**Task requirements**: Copy all the entries below exactly, but not the pictures.

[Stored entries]
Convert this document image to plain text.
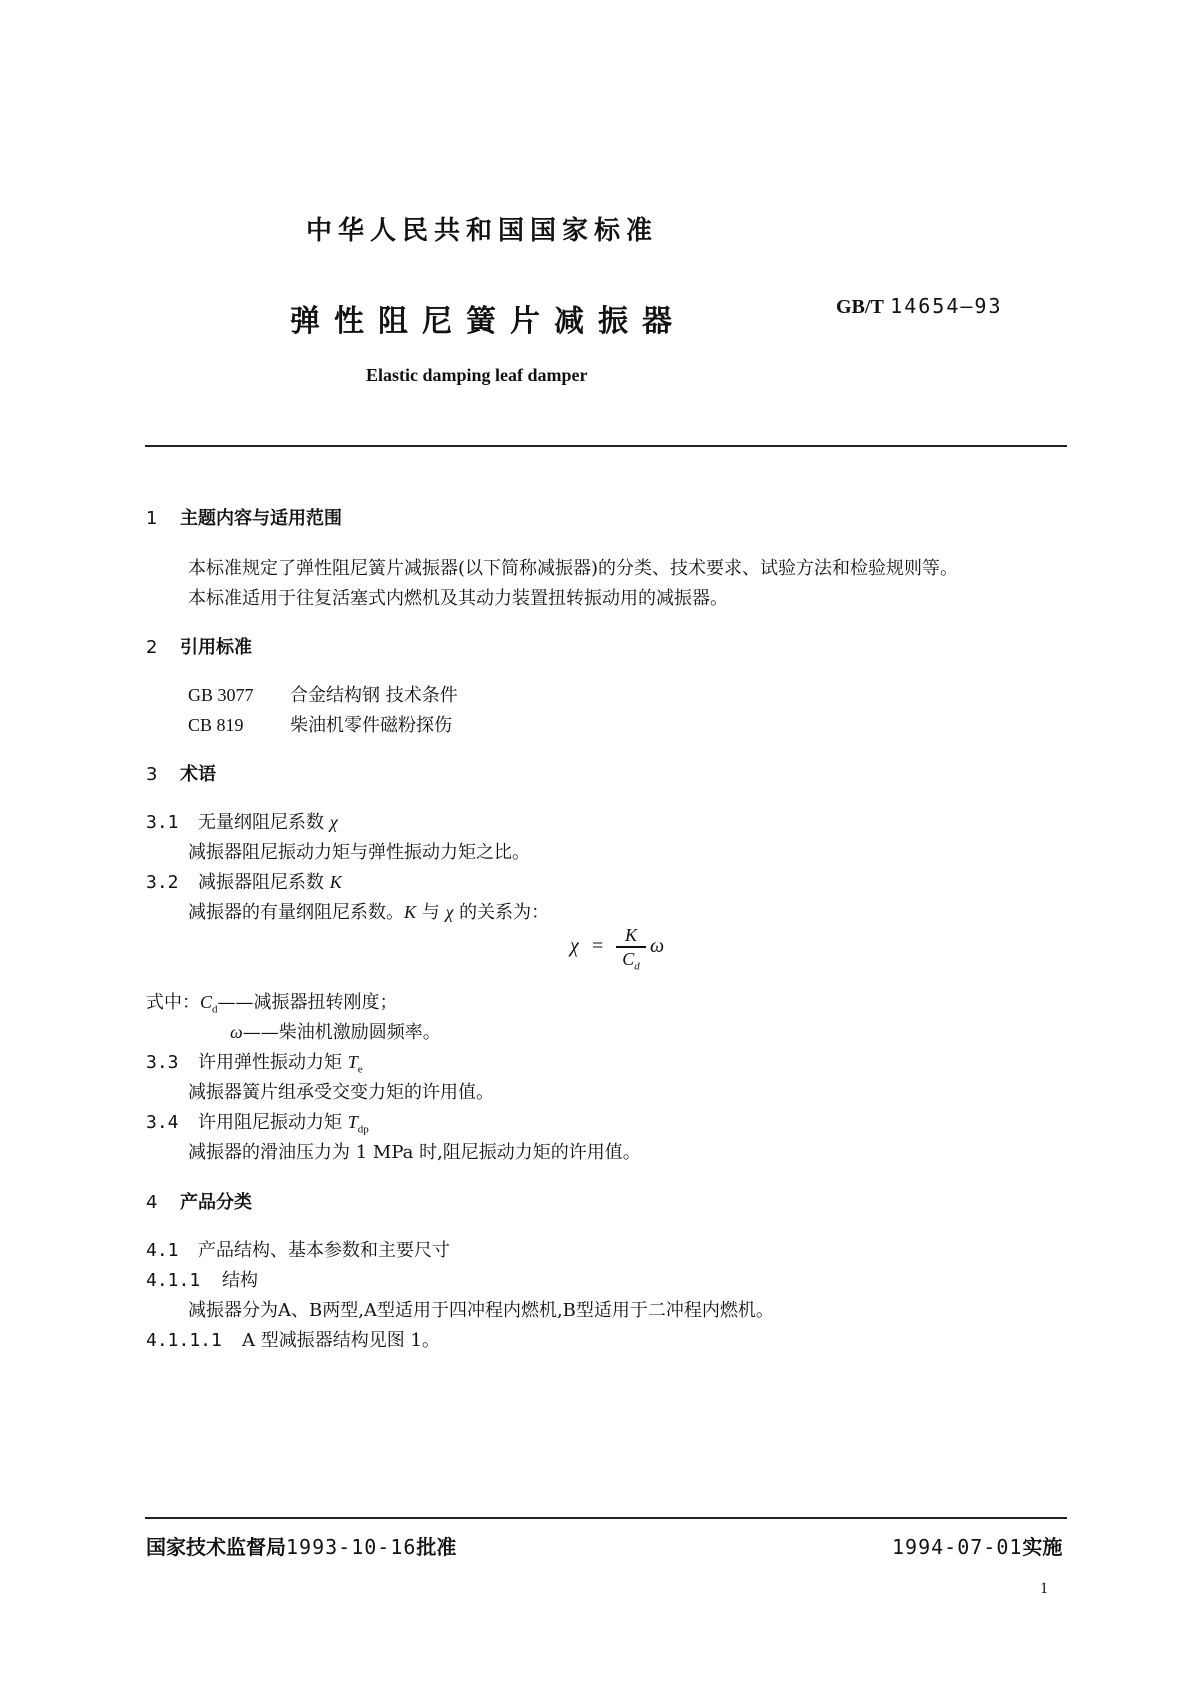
中华人民共和国国家标准
弹性阻尼簧片减振器	GB/T 14654—93
Elastic damping leaf damper
1 主题内容与适用范围
本标准规定了弹性阻尼簧片减振器(以下简称减振器)的分类、技术要求、试验方法和检验规则等。
本标准适用于往复活塞式内燃机及其动力装置扭转振动用的减振器。
2 引用标准
GB 3077 合金结构钢 技术条件
CB 819	柴油机零件磁粉探伤
3 术语
3.1 无量纲阻尼系数 χ
减振器阻尼振动力矩与弹性振动力矩之比。
3.2 减振器阻尼系数 K
减振器的有量纲阻尼系数。K 与 χ 的关系为：
χ =	K
$C_d$
ω
式中：$C_d——$减振器扭转刚度；
ω——柴油机激励圆频率。
3.3 许用弹性振动力矩 $T_e$
减振器簧片组承受交变力矩的许用值。
3.4 许用阻尼振动力矩 $T_{dp}$
减振器的滑油压力为 1 MPa 时,阻尼振动力矩的许用值。
4 产品分类
4.1 产品结构、基本参数和主要尺寸
4.1.1 结构
减振器分为A、B两型,A型适用于四冲程内燃机,B型适用于二冲程内燃机。
4.1.1.1 A 型减振器结构见图 1。
国家技术监督局1993-10-16批准	1994-07-01实施
1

**Response to the task**:
Convert this document image to plain text.
中华人民共和国国家标准
弹性阻尼簧片减振器	GB/T 14654—93
Elastic damping leaf damper
1 主题内容与适用范围
本标准规定了弹性阻尼簧片减振器(以下简称减振器)的分类、技术要求、试验方法和检验规则等。
本标准适用于往复活塞式内燃机及其动力装置扭转振动用的减振器。
2 引用标准
GB 3077 合金结构钢 技术条件
CB 819	柴油机零件磁粉探伤
3 术语
3.1 无量纲阻尼系数 χ
减振器阻尼振动力矩与弹性振动力矩之比。
3.2 减振器阻尼系数 K
减振器的有量纲阻尼系数。K 与 χ 的关系为：
χ =	K
$C_d$
ω
式中：$C_d——$减振器扭转刚度；
ω——柴油机激励圆频率。
3.3 许用弹性振动力矩 $T_e$
减振器簧片组承受交变力矩的许用值。
3.4 许用阻尼振动力矩 $T_{dp}$
减振器的滑油压力为 1 MPa 时,阻尼振动力矩的许用值。
4 产品分类
4.1 产品结构、基本参数和主要尺寸
4.1.1 结构
减振器分为A、B两型,A型适用于四冲程内燃机,B型适用于二冲程内燃机。
4.1.1.1 A 型减振器结构见图 1。
国家技术监督局1993-10-16批准	1994-07-01实施
1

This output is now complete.